Stored data |
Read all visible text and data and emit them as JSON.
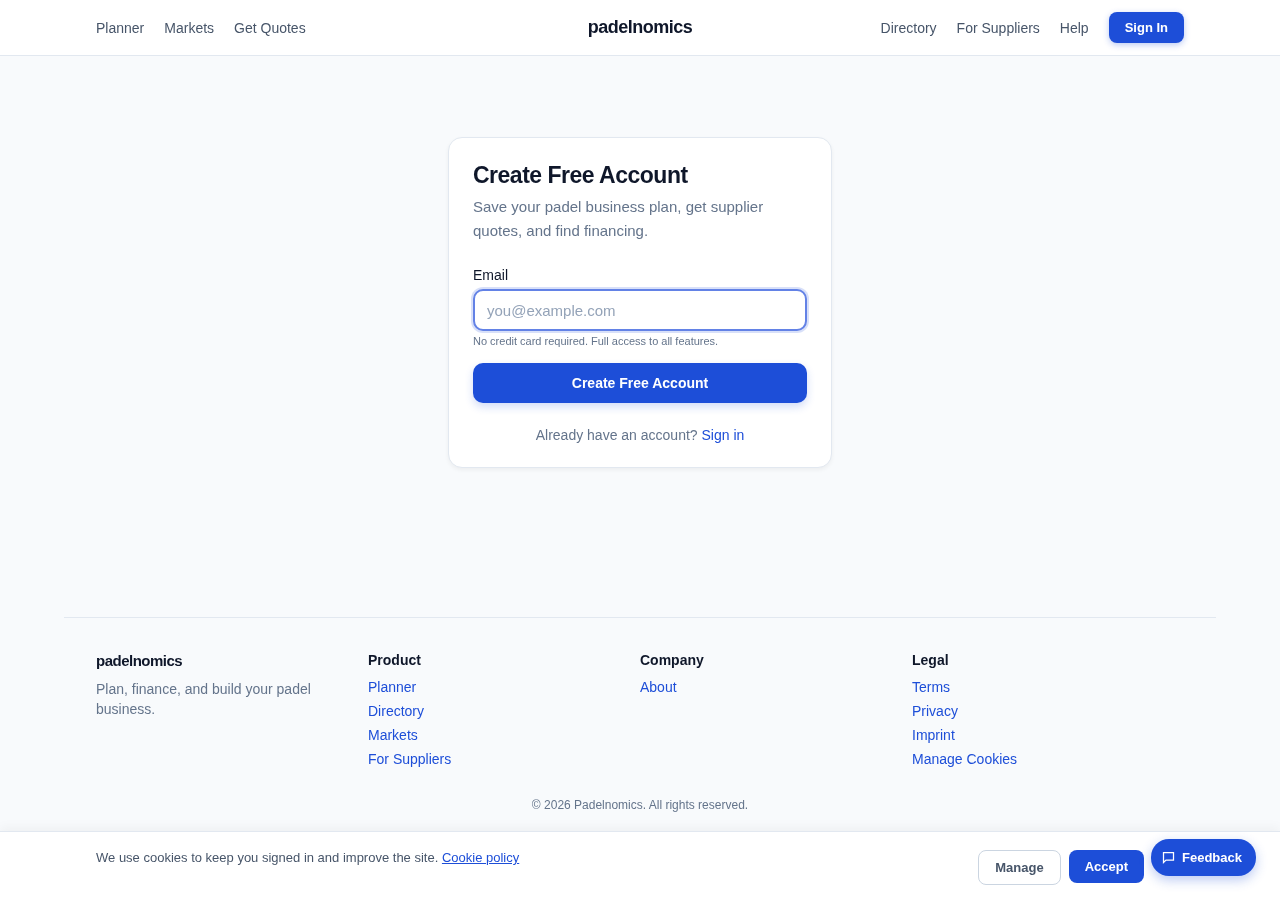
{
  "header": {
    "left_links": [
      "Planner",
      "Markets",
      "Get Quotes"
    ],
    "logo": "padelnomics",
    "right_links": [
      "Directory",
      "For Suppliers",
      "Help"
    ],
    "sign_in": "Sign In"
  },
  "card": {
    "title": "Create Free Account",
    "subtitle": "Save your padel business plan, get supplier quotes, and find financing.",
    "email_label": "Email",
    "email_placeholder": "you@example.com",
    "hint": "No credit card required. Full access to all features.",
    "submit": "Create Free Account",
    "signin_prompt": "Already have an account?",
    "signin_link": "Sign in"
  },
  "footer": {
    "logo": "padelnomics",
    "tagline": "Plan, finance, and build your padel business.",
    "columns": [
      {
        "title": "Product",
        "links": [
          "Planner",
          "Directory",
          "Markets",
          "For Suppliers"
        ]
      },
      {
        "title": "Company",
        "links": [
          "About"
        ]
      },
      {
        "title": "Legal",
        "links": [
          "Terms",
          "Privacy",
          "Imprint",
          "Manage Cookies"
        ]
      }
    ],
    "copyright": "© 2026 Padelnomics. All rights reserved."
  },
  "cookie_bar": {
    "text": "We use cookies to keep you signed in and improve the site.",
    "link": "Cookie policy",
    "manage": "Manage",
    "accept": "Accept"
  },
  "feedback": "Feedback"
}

Requirement |
What is the number of lines above that contain the string "business"? Answer with the number alone.

Answer |
2